**What is being asked**
Below are the records. List every line holding the word "increment".

* * * * * * *

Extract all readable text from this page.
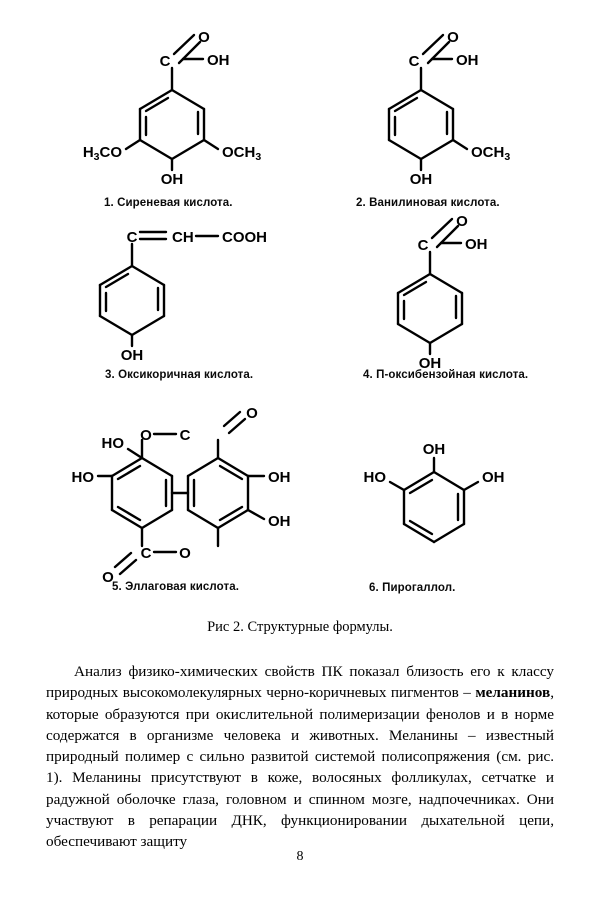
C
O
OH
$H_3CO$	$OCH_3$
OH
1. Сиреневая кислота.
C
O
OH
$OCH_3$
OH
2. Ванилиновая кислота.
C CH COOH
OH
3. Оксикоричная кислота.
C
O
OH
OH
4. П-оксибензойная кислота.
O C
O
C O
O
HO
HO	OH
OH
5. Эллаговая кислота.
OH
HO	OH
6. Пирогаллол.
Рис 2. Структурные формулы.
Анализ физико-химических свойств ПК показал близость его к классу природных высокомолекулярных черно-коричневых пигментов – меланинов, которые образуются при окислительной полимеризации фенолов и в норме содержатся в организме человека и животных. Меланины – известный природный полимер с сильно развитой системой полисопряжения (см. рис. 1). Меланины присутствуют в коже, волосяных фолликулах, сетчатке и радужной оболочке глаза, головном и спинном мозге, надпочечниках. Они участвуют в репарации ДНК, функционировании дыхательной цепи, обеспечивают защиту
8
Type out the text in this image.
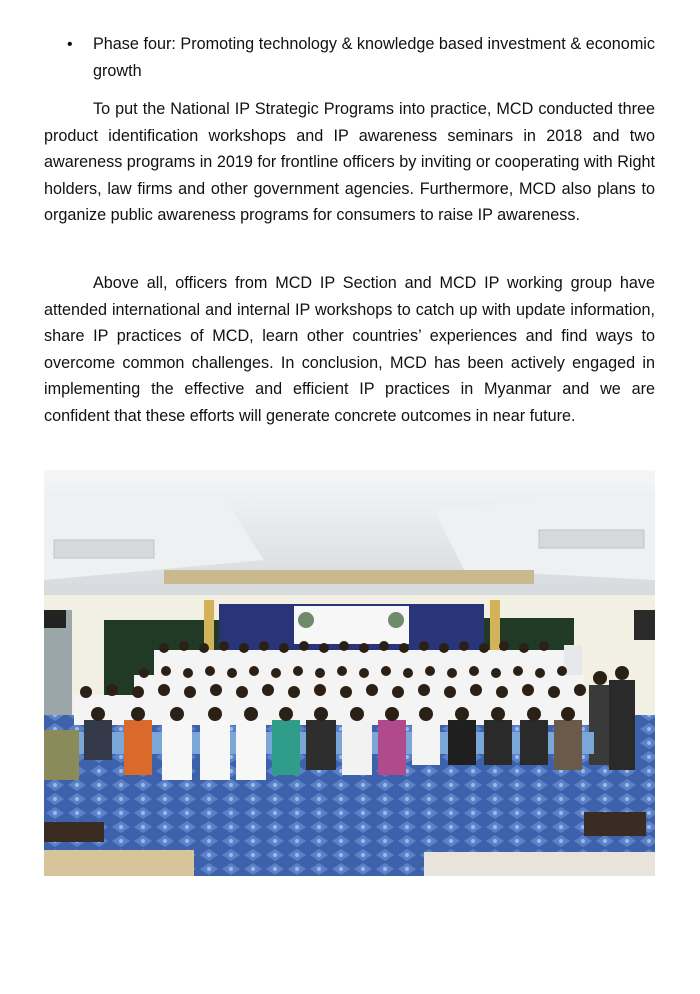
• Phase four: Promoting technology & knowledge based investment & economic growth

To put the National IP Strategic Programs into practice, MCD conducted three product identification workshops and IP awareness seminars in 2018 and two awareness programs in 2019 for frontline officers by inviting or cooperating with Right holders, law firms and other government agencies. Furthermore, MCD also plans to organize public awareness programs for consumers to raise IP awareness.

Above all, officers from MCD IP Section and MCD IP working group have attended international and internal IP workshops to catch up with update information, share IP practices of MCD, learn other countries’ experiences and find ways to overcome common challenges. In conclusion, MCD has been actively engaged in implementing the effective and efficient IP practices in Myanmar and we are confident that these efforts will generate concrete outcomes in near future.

* * * * * * *

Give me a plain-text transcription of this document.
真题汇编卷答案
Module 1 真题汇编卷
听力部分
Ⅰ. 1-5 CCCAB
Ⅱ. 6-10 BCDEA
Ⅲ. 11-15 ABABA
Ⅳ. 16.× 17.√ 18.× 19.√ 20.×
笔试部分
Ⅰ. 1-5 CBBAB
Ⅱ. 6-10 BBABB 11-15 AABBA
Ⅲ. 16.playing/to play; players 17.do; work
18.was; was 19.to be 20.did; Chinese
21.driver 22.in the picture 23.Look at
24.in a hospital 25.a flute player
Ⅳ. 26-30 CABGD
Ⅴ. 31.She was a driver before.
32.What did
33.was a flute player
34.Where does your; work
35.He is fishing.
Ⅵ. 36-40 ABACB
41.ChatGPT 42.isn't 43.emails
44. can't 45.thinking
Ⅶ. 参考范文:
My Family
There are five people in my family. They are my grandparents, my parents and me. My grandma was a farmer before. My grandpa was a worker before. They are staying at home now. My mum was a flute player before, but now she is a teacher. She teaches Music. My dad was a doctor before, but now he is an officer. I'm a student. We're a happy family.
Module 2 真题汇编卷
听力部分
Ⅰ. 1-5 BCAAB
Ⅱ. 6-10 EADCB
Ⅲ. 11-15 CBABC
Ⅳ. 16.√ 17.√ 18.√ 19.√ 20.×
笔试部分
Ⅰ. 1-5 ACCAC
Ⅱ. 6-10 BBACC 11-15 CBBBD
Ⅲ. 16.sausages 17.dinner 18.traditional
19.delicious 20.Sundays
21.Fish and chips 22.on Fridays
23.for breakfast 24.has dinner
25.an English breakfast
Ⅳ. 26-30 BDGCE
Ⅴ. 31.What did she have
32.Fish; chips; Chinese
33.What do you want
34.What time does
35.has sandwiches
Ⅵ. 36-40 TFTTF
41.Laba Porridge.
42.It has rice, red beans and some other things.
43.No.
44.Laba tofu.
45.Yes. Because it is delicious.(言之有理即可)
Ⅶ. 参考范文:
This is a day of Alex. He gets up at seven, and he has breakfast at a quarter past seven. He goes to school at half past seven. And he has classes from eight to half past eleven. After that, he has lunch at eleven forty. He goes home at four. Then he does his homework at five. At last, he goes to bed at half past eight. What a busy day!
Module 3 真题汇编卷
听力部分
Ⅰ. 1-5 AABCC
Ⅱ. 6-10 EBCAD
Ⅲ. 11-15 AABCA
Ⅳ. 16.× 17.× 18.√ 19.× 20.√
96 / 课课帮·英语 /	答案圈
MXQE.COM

* * * * * * *

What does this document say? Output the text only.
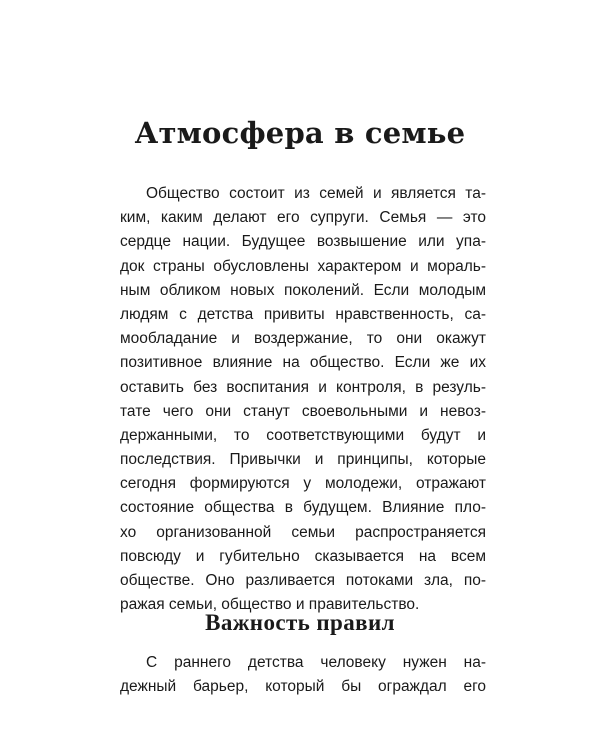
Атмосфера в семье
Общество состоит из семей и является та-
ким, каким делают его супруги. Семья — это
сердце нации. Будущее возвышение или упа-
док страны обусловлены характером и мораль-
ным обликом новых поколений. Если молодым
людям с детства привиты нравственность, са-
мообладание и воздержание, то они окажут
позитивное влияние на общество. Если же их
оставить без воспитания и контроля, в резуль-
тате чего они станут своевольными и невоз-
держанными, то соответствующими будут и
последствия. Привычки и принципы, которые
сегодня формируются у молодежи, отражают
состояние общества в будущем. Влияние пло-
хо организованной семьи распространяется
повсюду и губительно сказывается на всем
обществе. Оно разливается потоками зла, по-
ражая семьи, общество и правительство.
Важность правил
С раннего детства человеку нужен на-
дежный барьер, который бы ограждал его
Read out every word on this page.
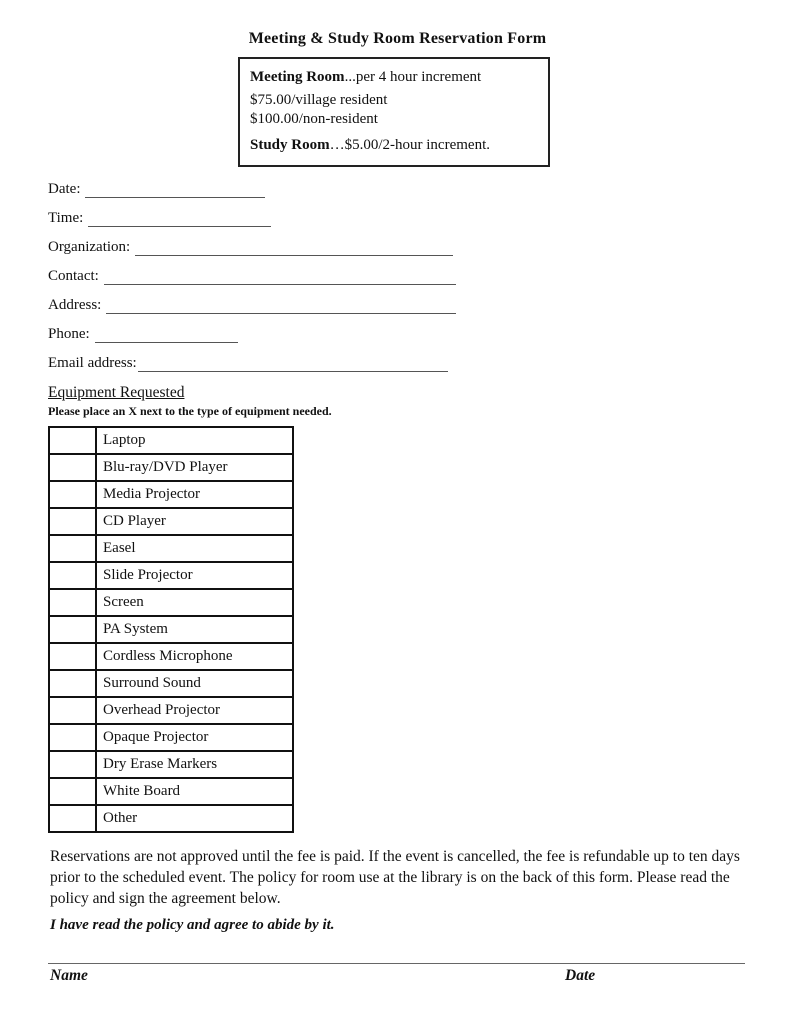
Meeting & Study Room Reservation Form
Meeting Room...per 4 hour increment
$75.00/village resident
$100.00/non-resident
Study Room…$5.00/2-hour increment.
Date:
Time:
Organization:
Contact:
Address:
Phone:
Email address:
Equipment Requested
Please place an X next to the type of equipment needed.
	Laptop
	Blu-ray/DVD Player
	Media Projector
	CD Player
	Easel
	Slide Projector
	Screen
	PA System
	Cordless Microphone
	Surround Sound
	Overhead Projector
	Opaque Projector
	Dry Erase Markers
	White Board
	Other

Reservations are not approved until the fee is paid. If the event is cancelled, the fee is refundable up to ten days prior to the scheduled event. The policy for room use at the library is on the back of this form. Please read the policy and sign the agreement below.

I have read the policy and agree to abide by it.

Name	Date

* * * * * * *

**The response**
Meeting Room...per 4 hour increment
Study Room…$5.00/2-hour increment.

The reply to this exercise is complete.